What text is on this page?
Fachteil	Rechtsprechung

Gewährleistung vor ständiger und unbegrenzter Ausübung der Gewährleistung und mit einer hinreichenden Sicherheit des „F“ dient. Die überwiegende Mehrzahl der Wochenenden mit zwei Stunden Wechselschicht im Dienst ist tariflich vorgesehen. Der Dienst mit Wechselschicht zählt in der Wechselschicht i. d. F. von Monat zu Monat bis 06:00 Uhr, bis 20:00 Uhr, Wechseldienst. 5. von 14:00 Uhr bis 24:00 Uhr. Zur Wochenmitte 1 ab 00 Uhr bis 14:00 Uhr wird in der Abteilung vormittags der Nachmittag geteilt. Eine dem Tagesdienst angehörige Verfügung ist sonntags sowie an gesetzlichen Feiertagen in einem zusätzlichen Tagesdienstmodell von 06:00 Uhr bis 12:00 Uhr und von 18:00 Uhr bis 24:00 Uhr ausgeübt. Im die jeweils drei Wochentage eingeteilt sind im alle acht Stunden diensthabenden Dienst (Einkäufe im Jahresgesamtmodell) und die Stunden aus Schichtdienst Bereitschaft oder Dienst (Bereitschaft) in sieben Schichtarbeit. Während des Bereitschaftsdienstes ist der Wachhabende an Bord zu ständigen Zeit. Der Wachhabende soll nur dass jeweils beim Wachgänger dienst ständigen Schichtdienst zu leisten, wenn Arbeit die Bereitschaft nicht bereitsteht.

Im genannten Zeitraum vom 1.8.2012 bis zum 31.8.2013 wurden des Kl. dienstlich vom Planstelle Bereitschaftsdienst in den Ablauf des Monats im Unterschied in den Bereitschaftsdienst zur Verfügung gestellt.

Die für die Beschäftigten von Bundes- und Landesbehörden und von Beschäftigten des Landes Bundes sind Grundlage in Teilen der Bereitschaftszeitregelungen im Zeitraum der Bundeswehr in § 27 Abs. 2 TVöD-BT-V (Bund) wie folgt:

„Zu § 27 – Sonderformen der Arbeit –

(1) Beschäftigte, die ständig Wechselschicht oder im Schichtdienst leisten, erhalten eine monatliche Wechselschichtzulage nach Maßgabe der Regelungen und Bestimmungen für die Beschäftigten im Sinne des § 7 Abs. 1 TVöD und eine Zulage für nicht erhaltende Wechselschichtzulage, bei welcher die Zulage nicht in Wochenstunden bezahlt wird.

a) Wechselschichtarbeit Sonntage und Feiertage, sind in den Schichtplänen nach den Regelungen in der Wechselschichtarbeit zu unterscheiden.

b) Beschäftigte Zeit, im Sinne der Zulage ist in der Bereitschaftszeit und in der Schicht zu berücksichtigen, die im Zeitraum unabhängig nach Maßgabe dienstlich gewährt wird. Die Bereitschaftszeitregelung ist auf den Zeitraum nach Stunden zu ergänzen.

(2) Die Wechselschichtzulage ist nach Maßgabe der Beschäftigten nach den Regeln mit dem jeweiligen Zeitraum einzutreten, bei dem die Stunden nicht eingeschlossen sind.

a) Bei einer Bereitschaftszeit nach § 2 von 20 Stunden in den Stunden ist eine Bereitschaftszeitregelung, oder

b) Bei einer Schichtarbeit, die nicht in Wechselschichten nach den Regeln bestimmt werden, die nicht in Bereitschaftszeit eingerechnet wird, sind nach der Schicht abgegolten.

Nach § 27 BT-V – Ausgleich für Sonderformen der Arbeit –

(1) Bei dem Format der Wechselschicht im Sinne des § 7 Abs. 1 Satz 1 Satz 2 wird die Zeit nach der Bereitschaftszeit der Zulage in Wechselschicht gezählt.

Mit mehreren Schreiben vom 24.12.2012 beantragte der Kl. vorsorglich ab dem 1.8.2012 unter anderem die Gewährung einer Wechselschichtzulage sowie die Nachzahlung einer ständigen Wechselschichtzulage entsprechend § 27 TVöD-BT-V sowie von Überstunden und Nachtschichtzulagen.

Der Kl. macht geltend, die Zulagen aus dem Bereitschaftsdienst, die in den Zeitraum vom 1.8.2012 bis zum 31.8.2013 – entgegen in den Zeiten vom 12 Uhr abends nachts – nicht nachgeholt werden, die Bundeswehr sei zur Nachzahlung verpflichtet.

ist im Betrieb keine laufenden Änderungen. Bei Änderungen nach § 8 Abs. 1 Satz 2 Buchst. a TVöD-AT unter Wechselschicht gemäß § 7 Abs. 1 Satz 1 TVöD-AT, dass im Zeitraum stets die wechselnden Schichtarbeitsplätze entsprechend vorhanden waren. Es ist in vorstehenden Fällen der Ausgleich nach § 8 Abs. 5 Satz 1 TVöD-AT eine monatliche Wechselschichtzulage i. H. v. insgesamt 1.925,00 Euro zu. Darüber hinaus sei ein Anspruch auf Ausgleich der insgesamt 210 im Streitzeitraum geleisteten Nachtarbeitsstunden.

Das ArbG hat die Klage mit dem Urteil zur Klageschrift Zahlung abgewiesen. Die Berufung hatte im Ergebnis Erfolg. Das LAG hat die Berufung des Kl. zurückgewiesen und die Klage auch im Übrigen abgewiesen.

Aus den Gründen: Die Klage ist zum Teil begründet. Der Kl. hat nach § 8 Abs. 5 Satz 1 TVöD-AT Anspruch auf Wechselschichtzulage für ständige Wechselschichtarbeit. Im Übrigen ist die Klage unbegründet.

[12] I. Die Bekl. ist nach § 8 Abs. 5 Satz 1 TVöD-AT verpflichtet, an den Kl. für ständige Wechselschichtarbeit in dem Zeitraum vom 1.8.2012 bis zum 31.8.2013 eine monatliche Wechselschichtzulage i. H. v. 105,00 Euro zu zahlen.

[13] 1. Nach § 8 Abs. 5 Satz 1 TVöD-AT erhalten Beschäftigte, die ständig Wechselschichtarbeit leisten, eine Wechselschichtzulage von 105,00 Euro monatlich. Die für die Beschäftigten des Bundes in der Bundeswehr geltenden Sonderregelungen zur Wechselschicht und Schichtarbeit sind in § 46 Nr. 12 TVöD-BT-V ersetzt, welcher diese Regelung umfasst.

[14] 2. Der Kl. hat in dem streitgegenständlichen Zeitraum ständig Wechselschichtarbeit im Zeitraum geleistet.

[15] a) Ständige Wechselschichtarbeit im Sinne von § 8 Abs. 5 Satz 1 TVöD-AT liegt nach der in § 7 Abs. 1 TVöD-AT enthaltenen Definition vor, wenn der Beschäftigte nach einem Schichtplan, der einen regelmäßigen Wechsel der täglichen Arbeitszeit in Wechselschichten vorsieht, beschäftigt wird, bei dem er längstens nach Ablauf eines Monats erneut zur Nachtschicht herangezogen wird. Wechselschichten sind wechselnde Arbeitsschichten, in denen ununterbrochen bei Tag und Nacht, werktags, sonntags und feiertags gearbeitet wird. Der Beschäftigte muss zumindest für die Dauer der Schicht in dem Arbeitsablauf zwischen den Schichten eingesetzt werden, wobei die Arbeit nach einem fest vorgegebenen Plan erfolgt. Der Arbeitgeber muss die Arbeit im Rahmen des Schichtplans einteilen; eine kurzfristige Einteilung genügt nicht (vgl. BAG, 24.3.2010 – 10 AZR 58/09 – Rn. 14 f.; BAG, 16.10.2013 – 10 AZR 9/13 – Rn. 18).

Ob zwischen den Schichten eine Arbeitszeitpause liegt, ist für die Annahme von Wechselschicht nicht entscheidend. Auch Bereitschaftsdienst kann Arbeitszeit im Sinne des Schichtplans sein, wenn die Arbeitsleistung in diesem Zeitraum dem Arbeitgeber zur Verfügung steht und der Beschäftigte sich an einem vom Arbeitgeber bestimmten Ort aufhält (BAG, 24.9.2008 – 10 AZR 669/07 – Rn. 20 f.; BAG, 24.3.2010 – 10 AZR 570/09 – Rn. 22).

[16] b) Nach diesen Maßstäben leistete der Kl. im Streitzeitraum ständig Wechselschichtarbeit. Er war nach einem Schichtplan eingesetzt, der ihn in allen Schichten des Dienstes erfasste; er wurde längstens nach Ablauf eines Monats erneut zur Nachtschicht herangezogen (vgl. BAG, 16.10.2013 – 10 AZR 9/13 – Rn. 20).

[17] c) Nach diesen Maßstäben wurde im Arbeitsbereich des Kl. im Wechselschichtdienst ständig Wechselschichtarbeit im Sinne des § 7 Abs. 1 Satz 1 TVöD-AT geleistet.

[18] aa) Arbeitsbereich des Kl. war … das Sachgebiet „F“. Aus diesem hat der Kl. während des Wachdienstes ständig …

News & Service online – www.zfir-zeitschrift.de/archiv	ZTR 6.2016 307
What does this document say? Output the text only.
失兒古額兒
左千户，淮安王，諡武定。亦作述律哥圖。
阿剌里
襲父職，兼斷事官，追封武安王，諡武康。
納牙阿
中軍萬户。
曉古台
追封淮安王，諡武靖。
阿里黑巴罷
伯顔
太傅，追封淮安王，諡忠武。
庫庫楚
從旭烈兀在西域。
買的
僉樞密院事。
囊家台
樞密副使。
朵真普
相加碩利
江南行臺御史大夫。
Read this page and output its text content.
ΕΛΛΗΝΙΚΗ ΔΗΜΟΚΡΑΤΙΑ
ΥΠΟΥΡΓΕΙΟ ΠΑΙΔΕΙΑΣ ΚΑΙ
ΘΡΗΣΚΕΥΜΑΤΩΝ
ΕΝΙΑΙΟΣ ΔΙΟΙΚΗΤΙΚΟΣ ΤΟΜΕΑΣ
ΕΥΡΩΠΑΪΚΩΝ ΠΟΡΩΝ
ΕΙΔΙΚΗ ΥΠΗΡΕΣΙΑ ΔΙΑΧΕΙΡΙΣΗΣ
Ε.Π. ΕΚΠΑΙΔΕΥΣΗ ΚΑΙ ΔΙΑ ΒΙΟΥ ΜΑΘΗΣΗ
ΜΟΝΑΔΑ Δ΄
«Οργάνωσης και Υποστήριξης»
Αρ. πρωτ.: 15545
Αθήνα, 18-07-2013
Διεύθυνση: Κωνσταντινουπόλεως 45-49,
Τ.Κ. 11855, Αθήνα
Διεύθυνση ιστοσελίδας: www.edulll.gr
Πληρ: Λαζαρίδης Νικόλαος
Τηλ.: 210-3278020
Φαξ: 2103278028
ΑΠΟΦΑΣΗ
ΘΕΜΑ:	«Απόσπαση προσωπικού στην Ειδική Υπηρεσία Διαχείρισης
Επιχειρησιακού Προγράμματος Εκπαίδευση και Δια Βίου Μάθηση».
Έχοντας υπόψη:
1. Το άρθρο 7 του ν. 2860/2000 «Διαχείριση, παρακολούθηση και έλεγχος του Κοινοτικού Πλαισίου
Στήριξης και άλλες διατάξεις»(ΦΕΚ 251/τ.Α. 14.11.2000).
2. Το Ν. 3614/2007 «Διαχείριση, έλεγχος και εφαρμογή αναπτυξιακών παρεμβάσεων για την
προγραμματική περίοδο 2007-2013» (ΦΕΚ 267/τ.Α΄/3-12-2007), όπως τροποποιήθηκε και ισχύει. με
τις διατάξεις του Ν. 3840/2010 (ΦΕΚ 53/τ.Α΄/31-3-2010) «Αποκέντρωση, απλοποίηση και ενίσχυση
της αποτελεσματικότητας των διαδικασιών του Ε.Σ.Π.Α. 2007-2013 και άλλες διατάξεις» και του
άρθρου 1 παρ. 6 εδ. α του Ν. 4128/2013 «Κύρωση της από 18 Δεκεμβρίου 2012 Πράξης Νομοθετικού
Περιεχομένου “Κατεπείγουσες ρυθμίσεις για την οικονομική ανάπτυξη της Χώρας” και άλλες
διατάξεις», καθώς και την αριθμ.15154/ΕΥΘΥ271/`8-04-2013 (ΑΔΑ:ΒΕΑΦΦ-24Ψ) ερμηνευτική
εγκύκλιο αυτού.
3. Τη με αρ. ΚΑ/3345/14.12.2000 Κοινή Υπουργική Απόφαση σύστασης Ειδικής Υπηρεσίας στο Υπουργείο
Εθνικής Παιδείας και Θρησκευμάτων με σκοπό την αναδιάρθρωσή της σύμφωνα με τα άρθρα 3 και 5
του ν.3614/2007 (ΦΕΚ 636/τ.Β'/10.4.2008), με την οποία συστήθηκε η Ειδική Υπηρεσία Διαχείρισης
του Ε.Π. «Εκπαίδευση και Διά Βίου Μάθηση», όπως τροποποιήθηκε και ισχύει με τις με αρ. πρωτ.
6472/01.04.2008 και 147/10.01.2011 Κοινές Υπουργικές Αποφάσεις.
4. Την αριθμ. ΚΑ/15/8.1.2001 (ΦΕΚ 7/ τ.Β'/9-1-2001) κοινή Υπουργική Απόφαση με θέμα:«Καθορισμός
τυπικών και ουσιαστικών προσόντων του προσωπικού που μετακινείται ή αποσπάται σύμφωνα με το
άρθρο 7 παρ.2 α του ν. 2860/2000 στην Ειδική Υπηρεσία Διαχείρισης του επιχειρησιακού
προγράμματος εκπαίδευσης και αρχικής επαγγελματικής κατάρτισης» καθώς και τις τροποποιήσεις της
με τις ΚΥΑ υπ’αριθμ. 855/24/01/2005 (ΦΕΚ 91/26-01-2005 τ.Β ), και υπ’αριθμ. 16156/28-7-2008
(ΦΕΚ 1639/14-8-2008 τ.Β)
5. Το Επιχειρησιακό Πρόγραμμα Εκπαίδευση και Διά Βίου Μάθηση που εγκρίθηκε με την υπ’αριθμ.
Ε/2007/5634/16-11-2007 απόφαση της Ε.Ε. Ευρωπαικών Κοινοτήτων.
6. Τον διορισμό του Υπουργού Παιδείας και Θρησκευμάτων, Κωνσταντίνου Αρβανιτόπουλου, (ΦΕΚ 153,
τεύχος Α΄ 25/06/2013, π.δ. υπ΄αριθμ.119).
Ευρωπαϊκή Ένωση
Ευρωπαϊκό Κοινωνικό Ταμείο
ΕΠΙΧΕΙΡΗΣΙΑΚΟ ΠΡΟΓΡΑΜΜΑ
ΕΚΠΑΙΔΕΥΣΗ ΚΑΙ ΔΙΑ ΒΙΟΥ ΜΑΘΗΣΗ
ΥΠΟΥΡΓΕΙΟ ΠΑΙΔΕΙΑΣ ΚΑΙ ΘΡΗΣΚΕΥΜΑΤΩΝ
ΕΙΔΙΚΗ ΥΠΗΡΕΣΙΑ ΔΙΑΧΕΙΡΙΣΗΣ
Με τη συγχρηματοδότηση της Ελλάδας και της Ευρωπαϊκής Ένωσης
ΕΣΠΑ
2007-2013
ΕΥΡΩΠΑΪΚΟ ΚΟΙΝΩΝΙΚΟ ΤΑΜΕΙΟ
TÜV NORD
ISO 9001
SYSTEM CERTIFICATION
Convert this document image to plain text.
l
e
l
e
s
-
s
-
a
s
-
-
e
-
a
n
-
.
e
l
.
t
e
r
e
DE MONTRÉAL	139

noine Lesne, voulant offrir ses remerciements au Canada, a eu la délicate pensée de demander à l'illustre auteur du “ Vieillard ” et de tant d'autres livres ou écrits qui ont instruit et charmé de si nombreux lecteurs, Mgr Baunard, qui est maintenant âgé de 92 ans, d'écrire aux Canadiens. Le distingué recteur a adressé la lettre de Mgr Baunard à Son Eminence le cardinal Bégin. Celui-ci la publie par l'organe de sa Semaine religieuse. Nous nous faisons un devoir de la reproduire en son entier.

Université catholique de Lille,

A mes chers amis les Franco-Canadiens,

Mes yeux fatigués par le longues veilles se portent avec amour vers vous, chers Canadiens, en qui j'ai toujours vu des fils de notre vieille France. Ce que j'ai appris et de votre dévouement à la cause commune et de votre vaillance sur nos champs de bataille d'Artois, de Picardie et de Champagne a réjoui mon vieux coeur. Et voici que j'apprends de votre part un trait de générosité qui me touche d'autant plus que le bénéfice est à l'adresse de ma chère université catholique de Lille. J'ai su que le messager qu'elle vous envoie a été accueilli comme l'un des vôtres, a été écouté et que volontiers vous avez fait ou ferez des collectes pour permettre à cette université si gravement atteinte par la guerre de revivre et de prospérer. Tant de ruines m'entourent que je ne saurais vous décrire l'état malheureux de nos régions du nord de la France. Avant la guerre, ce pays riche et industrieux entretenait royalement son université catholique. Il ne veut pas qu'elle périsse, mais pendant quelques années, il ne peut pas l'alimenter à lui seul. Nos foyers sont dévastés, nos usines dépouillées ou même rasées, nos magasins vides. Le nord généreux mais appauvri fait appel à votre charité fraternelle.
----
* INSTRUCTIONS TO FOLLOW
Find every line in the records above that holds the word "Regeln", and copy each one.

* EXERCISE RESPONSE
(2) Die Wechselschichtzulage ist nach Maßgabe der Beschäftigten nach den Regeln mit dem jeweiligen Zeitraum einzutreten, bei dem die Stunden nicht eingeschlossen sind.
b) Bei einer Schichtarbeit, die nicht in Wechselschichten nach den Regeln bestimmt werden, die nicht in Bereitschaftszeit eingerechnet wird, sind nach der Schicht abgegolten.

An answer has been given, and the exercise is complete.